Instruction:
Transcribe the records below exactly as they appear, omitting any pictures.

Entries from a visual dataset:
########

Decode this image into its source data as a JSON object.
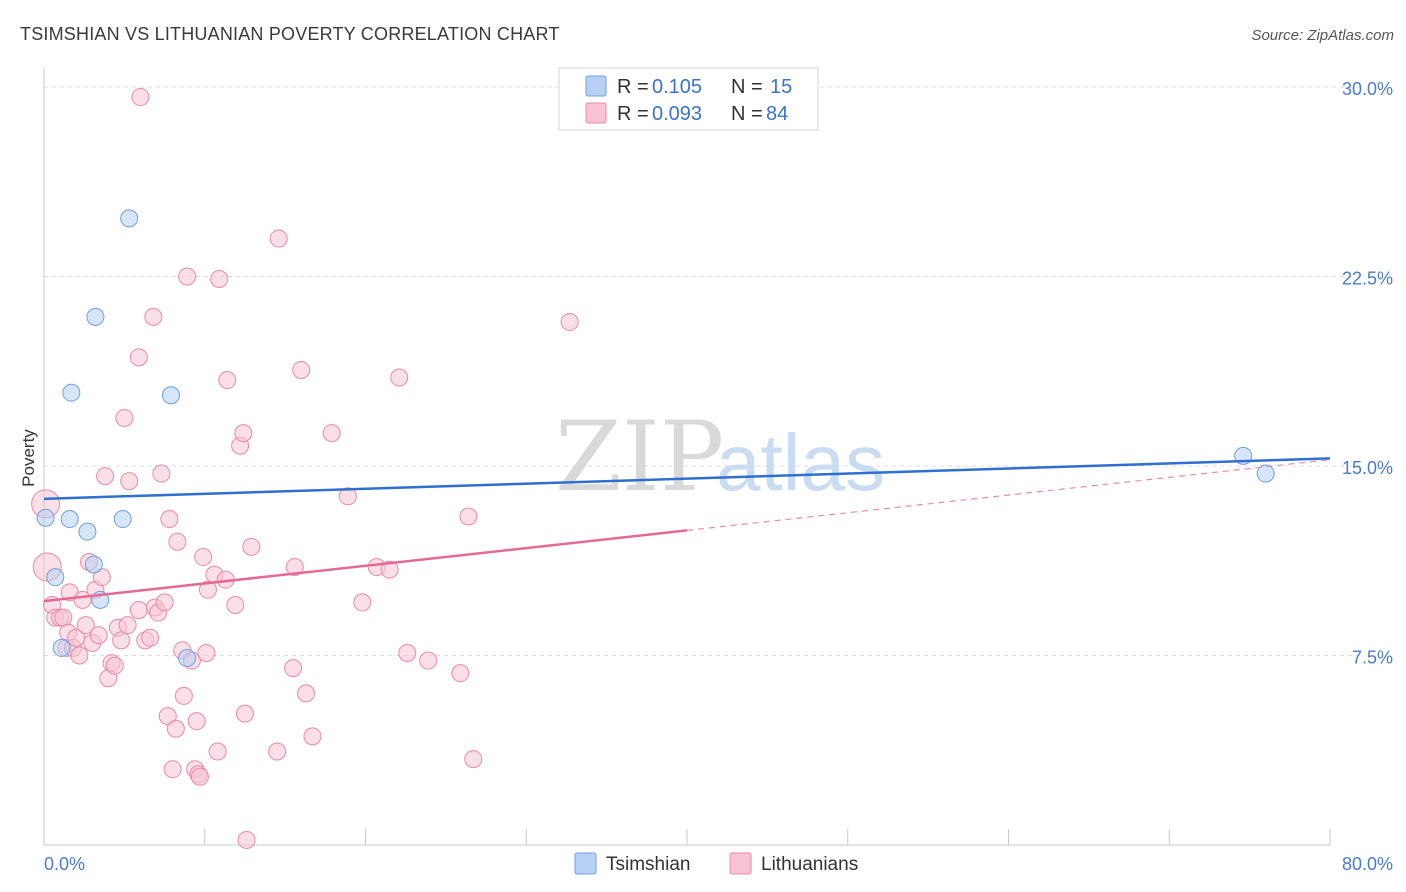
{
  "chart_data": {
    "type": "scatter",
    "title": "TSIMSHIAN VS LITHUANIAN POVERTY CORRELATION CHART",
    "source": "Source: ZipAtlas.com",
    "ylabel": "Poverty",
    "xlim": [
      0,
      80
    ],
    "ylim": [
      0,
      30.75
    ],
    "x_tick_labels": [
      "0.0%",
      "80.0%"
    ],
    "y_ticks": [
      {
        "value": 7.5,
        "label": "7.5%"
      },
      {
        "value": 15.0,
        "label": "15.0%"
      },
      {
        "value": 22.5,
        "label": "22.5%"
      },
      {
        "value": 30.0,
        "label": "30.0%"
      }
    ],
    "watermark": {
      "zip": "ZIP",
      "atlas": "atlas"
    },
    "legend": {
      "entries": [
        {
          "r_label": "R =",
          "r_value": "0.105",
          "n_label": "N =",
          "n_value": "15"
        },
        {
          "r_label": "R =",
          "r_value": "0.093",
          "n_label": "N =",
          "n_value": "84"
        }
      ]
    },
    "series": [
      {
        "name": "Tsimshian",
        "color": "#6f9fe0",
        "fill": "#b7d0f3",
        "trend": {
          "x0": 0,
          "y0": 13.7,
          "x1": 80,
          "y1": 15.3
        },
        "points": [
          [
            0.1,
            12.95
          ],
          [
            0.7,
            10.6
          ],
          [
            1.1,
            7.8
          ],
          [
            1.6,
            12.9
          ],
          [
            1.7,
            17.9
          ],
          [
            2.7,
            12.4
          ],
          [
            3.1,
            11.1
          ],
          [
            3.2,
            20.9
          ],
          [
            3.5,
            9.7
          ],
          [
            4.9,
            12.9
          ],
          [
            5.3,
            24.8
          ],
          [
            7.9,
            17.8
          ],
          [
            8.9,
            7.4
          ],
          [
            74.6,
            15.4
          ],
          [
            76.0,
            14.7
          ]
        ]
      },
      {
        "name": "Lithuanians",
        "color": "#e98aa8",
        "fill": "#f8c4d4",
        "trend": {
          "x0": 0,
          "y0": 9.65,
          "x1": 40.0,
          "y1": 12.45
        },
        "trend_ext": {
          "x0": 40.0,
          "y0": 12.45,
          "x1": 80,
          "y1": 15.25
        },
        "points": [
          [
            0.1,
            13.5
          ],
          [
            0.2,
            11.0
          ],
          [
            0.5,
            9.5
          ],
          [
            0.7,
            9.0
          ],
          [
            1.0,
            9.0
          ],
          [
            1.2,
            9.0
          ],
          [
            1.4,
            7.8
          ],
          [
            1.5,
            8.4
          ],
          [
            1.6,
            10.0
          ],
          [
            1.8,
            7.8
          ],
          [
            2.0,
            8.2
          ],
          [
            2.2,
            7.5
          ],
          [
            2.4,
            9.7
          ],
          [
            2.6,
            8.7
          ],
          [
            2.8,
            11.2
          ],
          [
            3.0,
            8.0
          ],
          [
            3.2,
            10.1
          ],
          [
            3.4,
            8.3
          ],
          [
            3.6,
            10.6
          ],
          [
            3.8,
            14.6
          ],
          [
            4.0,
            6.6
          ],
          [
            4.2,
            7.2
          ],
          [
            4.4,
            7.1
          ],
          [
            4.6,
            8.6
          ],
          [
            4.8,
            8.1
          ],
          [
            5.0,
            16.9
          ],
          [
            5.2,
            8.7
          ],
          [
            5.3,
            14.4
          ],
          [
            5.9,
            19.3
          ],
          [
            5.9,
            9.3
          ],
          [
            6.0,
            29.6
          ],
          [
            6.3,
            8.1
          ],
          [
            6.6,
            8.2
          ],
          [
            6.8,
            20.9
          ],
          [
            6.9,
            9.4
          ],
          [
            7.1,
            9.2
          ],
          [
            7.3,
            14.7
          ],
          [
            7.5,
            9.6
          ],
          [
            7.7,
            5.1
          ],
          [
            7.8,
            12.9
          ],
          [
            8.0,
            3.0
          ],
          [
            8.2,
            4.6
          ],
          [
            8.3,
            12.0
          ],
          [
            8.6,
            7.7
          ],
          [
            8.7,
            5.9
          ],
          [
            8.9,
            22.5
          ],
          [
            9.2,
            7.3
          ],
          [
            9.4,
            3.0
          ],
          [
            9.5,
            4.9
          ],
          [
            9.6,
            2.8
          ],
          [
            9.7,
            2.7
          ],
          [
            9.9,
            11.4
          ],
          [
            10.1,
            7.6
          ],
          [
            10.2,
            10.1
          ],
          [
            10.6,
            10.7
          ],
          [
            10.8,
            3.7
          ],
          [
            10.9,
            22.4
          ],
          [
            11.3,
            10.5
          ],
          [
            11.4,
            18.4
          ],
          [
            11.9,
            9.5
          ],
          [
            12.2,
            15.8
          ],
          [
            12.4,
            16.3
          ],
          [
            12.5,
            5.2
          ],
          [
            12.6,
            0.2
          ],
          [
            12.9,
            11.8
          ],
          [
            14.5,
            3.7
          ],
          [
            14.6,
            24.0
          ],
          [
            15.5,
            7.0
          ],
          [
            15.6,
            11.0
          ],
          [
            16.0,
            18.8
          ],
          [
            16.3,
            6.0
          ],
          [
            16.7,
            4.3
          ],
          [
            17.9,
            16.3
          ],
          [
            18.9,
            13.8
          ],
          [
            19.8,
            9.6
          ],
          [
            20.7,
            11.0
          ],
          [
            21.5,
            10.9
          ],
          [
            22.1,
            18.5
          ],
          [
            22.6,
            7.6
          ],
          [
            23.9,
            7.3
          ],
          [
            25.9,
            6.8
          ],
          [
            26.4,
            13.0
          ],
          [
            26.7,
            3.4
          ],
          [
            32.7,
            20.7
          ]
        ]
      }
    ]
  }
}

########

Answer below:
Decode this image into its source data as a JSON object.
{
  "chart_data": {
    "type": "scatter",
    "title": "TSIMSHIAN VS LITHUANIAN POVERTY CORRELATION CHART",
    "source": "Source: ZipAtlas.com",
    "ylabel": "Poverty",
    "xlim": [
      0,
      80
    ],
    "ylim": [
      0,
      30.75
    ],
    "x_tick_labels": [
      "0.0%",
      "80.0%"
    ],
    "y_ticks": [
      {
        "value": 7.5,
        "label": "7.5%"
      },
      {
        "value": 15.0,
        "label": "15.0%"
      },
      {
        "value": 22.5,
        "label": "22.5%"
      },
      {
        "value": 30.0,
        "label": "30.0%"
      }
    ],
    "watermark": {
      "zip": "ZIP",
      "atlas": "atlas"
    },
    "legend": {
      "entries": [
        {
          "r_label": "R =",
          "r_value": "0.105",
          "n_label": "N =",
          "n_value": "15"
        },
        {
          "r_label": "R =",
          "r_value": "0.093",
          "n_label": "N =",
          "n_value": "84"
        }
      ]
    },
    "series": [
      {
        "name": "Tsimshian",
        "color": "#6f9fe0",
        "fill": "#b7d0f3",
        "trend": {
          "x0": 0,
          "y0": 13.7,
          "x1": 80,
          "y1": 15.3
        },
        "points": [
          [
            0.1,
            12.95
          ],
          [
            0.7,
            10.6
          ],
          [
            1.1,
            7.8
          ],
          [
            1.6,
            12.9
          ],
          [
            1.7,
            17.9
          ],
          [
            2.7,
            12.4
          ],
          [
            3.1,
            11.1
          ],
          [
            3.2,
            20.9
          ],
          [
            3.5,
            9.7
          ],
          [
            4.9,
            12.9
          ],
          [
            5.3,
            24.8
          ],
          [
            7.9,
            17.8
          ],
          [
            8.9,
            7.4
          ],
          [
            74.6,
            15.4
          ],
          [
            76.0,
            14.7
          ]
        ]
      },
      {
        "name": "Lithuanians",
        "color": "#e98aa8",
        "fill": "#f8c4d4",
        "trend": {
          "x0": 0,
          "y0": 9.65,
          "x1": 40.0,
          "y1": 12.45
        },
        "trend_ext": {
          "x0": 40.0,
          "y0": 12.45,
          "x1": 80,
          "y1": 15.25
        },
        "points": [
          [
            0.1,
            13.5
          ],
          [
            0.2,
            11.0
          ],
          [
            0.5,
            9.5
          ],
          [
            0.7,
            9.0
          ],
          [
            1.0,
            9.0
          ],
          [
            1.2,
            9.0
          ],
          [
            1.4,
            7.8
          ],
          [
            1.5,
            8.4
          ],
          [
            1.6,
            10.0
          ],
          [
            1.8,
            7.8
          ],
          [
            2.0,
            8.2
          ],
          [
            2.2,
            7.5
          ],
          [
            2.4,
            9.7
          ],
          [
            2.6,
            8.7
          ],
          [
            2.8,
            11.2
          ],
          [
            3.0,
            8.0
          ],
          [
            3.2,
            10.1
          ],
          [
            3.4,
            8.3
          ],
          [
            3.6,
            10.6
          ],
          [
            3.8,
            14.6
          ],
          [
            4.0,
            6.6
          ],
          [
            4.2,
            7.2
          ],
          [
            4.4,
            7.1
          ],
          [
            4.6,
            8.6
          ],
          [
            4.8,
            8.1
          ],
          [
            5.0,
            16.9
          ],
          [
            5.2,
            8.7
          ],
          [
            5.3,
            14.4
          ],
          [
            5.9,
            19.3
          ],
          [
            5.9,
            9.3
          ],
          [
            6.0,
            29.6
          ],
          [
            6.3,
            8.1
          ],
          [
            6.6,
            8.2
          ],
          [
            6.8,
            20.9
          ],
          [
            6.9,
            9.4
          ],
          [
            7.1,
            9.2
          ],
          [
            7.3,
            14.7
          ],
          [
            7.5,
            9.6
          ],
          [
            7.7,
            5.1
          ],
          [
            7.8,
            12.9
          ],
          [
            8.0,
            3.0
          ],
          [
            8.2,
            4.6
          ],
          [
            8.3,
            12.0
          ],
          [
            8.6,
            7.7
          ],
          [
            8.7,
            5.9
          ],
          [
            8.9,
            22.5
          ],
          [
            9.2,
            7.3
          ],
          [
            9.4,
            3.0
          ],
          [
            9.5,
            4.9
          ],
          [
            9.6,
            2.8
          ],
          [
            9.7,
            2.7
          ],
          [
            9.9,
            11.4
          ],
          [
            10.1,
            7.6
          ],
          [
            10.2,
            10.1
          ],
          [
            10.6,
            10.7
          ],
          [
            10.8,
            3.7
          ],
          [
            10.9,
            22.4
          ],
          [
            11.3,
            10.5
          ],
          [
            11.4,
            18.4
          ],
          [
            11.9,
            9.5
          ],
          [
            12.2,
            15.8
          ],
          [
            12.4,
            16.3
          ],
          [
            12.5,
            5.2
          ],
          [
            12.6,
            0.2
          ],
          [
            12.9,
            11.8
          ],
          [
            14.5,
            3.7
          ],
          [
            14.6,
            24.0
          ],
          [
            15.5,
            7.0
          ],
          [
            15.6,
            11.0
          ],
          [
            16.0,
            18.8
          ],
          [
            16.3,
            6.0
          ],
          [
            16.7,
            4.3
          ],
          [
            17.9,
            16.3
          ],
          [
            18.9,
            13.8
          ],
          [
            19.8,
            9.6
          ],
          [
            20.7,
            11.0
          ],
          [
            21.5,
            10.9
          ],
          [
            22.1,
            18.5
          ],
          [
            22.6,
            7.6
          ],
          [
            23.9,
            7.3
          ],
          [
            25.9,
            6.8
          ],
          [
            26.4,
            13.0
          ],
          [
            26.7,
            3.4
          ],
          [
            32.7,
            20.7
          ]
        ]
      }
    ]
  }
}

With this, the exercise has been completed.